▶ [Stated task]:
Review the listing and copy each line that holds the word "Holiday".

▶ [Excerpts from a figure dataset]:

------------------------------------------------

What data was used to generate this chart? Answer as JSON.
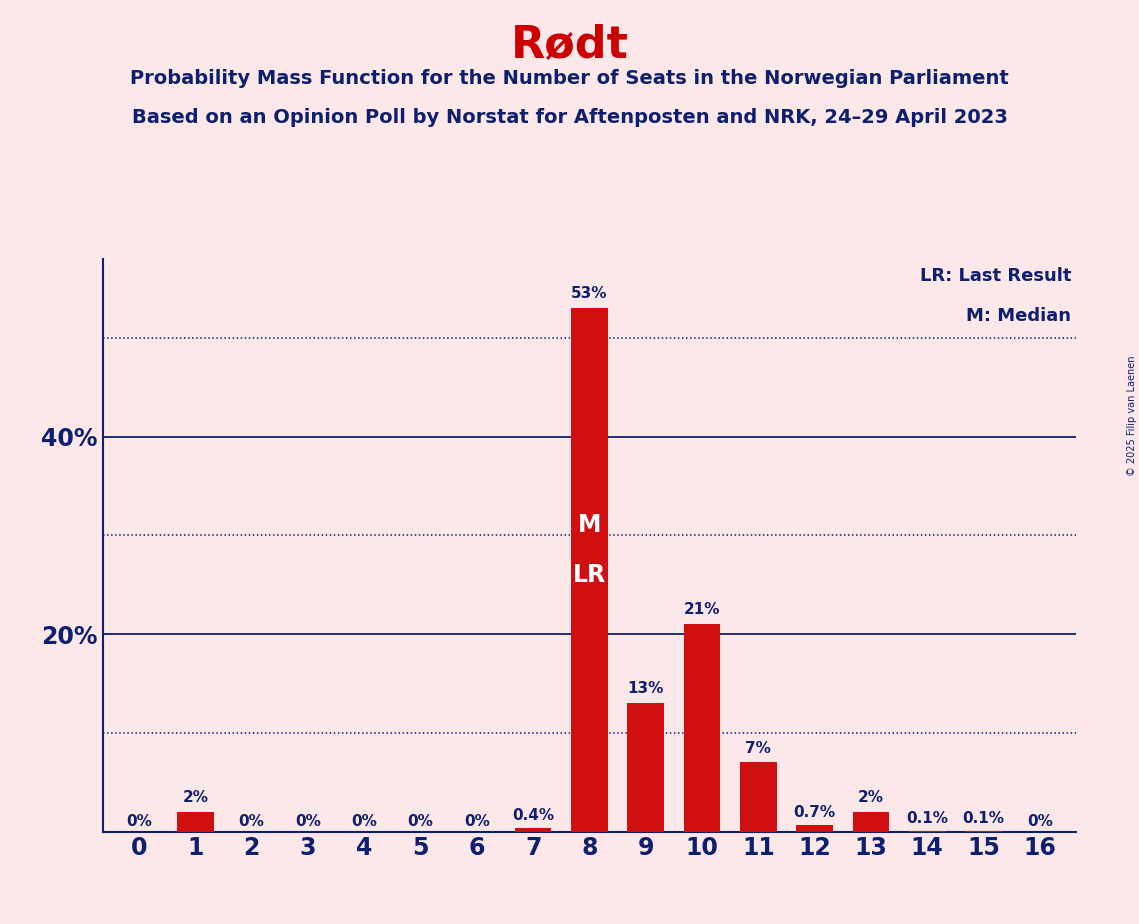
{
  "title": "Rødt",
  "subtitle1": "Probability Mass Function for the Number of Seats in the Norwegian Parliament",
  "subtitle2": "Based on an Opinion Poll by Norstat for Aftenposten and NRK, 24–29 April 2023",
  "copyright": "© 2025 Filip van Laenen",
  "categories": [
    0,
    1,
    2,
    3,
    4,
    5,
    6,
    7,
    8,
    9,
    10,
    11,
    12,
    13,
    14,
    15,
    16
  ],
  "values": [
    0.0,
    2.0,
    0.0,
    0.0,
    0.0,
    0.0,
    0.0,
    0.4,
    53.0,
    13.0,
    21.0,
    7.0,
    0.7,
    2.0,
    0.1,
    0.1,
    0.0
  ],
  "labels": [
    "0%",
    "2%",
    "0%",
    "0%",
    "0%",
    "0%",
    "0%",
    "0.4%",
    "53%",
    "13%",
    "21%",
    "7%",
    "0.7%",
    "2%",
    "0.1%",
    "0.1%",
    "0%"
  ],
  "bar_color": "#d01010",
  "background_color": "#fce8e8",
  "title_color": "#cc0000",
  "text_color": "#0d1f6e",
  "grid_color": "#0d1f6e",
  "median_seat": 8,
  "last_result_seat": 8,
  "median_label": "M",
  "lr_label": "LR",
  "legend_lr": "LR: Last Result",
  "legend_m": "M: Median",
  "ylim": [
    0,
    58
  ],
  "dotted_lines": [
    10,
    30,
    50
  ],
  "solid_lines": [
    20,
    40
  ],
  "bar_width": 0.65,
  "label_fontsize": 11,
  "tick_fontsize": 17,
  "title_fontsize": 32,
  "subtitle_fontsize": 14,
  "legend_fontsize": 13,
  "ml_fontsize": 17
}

------------------------------------------------

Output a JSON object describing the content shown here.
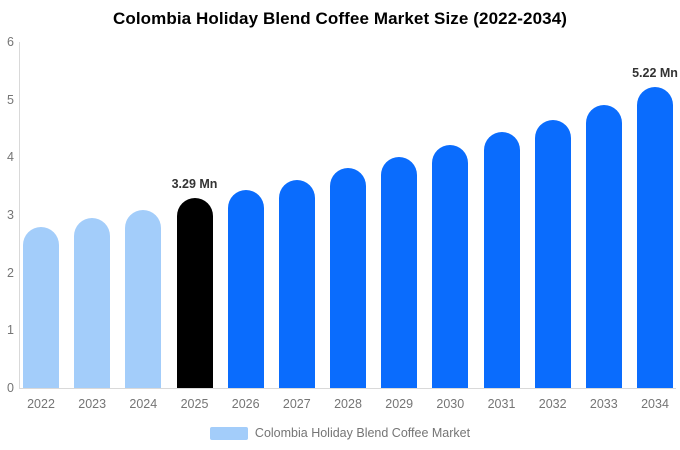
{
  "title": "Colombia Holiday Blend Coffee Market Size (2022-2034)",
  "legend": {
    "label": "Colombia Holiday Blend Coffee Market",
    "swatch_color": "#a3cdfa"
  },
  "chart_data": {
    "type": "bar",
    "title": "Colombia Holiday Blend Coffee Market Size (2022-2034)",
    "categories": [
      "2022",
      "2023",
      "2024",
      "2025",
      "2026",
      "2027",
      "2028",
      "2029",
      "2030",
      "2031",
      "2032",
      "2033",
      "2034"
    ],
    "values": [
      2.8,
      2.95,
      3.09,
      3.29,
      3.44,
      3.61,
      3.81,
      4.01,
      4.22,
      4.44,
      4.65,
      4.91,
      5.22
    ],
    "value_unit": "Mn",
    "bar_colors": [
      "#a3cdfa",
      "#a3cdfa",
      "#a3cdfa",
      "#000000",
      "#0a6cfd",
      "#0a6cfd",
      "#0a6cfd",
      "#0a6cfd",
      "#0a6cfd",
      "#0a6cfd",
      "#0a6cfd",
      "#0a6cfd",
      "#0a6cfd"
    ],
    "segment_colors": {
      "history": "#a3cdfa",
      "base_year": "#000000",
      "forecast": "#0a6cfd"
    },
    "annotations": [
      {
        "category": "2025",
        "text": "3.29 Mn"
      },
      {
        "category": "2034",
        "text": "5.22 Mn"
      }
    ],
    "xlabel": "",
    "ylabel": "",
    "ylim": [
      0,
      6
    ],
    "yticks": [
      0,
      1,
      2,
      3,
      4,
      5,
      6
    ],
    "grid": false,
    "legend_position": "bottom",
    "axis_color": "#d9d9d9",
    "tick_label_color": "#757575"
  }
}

------------------------------------------------

▶ [Exercise output]:
  "title": "Colombia Holiday Blend Coffee Market Size (2022-2034)",
    "label": "Colombia Holiday Blend Coffee Market",
    "title": "Colombia Holiday Blend Coffee Market Size (2022-2034)",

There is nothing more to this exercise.